- [STATED PROBLEM]: The entries below should be output exactly as written.

- [MATERIAL FOR THE TASK]:
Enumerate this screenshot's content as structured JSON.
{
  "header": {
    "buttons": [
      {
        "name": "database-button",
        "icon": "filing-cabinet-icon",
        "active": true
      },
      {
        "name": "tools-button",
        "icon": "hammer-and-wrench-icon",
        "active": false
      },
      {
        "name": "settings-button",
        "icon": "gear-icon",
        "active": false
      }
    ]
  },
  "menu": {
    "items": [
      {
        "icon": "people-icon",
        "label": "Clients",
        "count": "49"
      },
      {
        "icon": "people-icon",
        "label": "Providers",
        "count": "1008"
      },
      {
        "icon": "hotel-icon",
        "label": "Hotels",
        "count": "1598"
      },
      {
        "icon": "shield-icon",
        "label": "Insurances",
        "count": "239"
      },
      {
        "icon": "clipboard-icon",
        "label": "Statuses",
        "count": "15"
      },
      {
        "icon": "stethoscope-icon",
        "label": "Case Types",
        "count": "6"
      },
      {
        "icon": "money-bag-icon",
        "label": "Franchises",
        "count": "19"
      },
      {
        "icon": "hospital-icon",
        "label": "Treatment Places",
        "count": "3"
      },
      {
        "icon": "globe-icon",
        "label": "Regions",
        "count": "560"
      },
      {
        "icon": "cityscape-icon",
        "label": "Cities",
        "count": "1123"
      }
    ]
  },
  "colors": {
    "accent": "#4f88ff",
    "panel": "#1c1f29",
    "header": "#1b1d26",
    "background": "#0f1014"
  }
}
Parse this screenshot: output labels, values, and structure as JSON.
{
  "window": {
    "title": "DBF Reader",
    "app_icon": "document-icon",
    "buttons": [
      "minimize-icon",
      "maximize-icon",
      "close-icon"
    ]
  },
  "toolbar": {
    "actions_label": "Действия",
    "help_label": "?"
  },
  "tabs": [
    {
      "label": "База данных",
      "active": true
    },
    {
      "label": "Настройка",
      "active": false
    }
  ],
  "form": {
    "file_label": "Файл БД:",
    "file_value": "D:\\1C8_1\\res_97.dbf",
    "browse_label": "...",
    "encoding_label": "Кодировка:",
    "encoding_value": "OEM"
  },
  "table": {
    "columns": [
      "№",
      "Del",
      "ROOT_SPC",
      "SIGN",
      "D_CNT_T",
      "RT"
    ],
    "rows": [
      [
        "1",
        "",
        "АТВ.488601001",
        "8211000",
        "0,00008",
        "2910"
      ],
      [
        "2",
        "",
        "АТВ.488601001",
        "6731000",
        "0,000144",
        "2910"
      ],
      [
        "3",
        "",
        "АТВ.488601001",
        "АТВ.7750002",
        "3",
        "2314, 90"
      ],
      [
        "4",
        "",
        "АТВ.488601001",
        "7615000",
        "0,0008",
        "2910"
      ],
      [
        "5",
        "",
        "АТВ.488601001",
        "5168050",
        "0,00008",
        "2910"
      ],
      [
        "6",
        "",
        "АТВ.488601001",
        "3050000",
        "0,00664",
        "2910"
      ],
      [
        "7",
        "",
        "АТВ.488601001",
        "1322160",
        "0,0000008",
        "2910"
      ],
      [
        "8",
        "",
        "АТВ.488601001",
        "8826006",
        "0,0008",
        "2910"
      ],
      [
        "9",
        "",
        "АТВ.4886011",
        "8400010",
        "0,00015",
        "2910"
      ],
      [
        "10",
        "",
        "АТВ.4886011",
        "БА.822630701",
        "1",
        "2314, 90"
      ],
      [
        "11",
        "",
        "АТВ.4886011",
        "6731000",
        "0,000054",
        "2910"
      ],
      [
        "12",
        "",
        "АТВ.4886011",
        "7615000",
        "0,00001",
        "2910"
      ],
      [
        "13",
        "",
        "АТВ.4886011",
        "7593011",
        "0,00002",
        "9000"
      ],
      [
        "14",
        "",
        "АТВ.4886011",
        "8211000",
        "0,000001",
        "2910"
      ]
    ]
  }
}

- [ANSWER FOR THE TASK]:
Enumerate this screenshot's content as structured JSON.
{
  "header": {
    "buttons": [
      {
        "name": "database-button",
        "icon": "filing-cabinet-icon",
        "active": true
      },
      {
        "name": "tools-button",
        "icon": "hammer-and-wrench-icon",
        "active": false
      },
      {
        "name": "settings-button",
        "icon": "gear-icon",
        "active": false
      }
    ]
  },
  "menu": {
    "items": [
      {
        "icon": "people-icon",
        "label": "Clients",
        "count": "49"
      },
      {
        "icon": "people-icon",
        "label": "Providers",
        "count": "1008"
      },
      {
        "icon": "hotel-icon",
        "label": "Hotels",
        "count": "1598"
      },
      {
        "icon": "shield-icon",
        "label": "Insurances",
        "count": "239"
      },
      {
        "icon": "clipboard-icon",
        "label": "Statuses",
        "count": "15"
      },
      {
        "icon": "stethoscope-icon",
        "label": "Case Types",
        "count": "6"
      },
      {
        "icon": "money-bag-icon",
        "label": "Franchises",
        "count": "19"
      },
      {
        "icon": "hospital-icon",
        "label": "Treatment Places",
        "count": "3"
      },
      {
        "icon": "globe-icon",
        "label": "Regions",
        "count": "560"
      },
      {
        "icon": "cityscape-icon",
        "label": "Cities",
        "count": "1123"
      }
    ]
  },
  "colors": {
    "accent": "#4f88ff",
    "panel": "#1c1f29",
    "header": "#1b1d26",
    "background": "#0f1014"
  }
}
Parse this screenshot: output labels, values, and structure as JSON.
{
  "window": {
    "title": "DBF Reader",
    "app_icon": "document-icon",
    "buttons": [
      "minimize-icon",
      "maximize-icon",
      "close-icon"
    ]
  },
  "toolbar": {
    "actions_label": "Действия",
    "help_label": "?"
  },
  "tabs": [
    {
      "label": "База данных",
      "active": true
    },
    {
      "label": "Настройка",
      "active": false
    }
  ],
  "form": {
    "file_label": "Файл БД:",
    "file_value": "D:\\1C8_1\\res_97.dbf",
    "browse_label": "...",
    "encoding_label": "Кодировка:",
    "encoding_value": "OEM"
  },
  "table": {
    "columns": [
      "№",
      "Del",
      "ROOT_SPC",
      "SIGN",
      "D_CNT_T",
      "RT"
    ],
    "rows": [
      [
        "1",
        "",
        "АТВ.488601001",
        "8211000",
        "0,00008",
        "2910"
      ],
      [
        "2",
        "",
        "АТВ.488601001",
        "6731000",
        "0,000144",
        "2910"
      ],
      [
        "3",
        "",
        "АТВ.488601001",
        "АТВ.7750002",
        "3",
        "2314, 90"
      ],
      [
        "4",
        "",
        "АТВ.488601001",
        "7615000",
        "0,0008",
        "2910"
      ],
      [
        "5",
        "",
        "АТВ.488601001",
        "5168050",
        "0,00008",
        "2910"
      ],
      [
        "6",
        "",
        "АТВ.488601001",
        "3050000",
        "0,00664",
        "2910"
      ],
      [
        "7",
        "",
        "АТВ.488601001",
        "1322160",
        "0,0000008",
        "2910"
      ],
      [
        "8",
        "",
        "АТВ.488601001",
        "8826006",
        "0,0008",
        "2910"
      ],
      [
        "9",
        "",
        "АТВ.4886011",
        "8400010",
        "0,00015",
        "2910"
      ],
      [
        "10",
        "",
        "АТВ.4886011",
        "БА.822630701",
        "1",
        "2314, 90"
      ],
      [
        "11",
        "",
        "АТВ.4886011",
        "6731000",
        "0,000054",
        "2910"
      ],
      [
        "12",
        "",
        "АТВ.4886011",
        "7615000",
        "0,00001",
        "2910"
      ],
      [
        "13",
        "",
        "АТВ.4886011",
        "7593011",
        "0,00002",
        "9000"
      ],
      [
        "14",
        "",
        "АТВ.4886011",
        "8211000",
        "0,000001",
        "2910"
      ]
    ]
  }
}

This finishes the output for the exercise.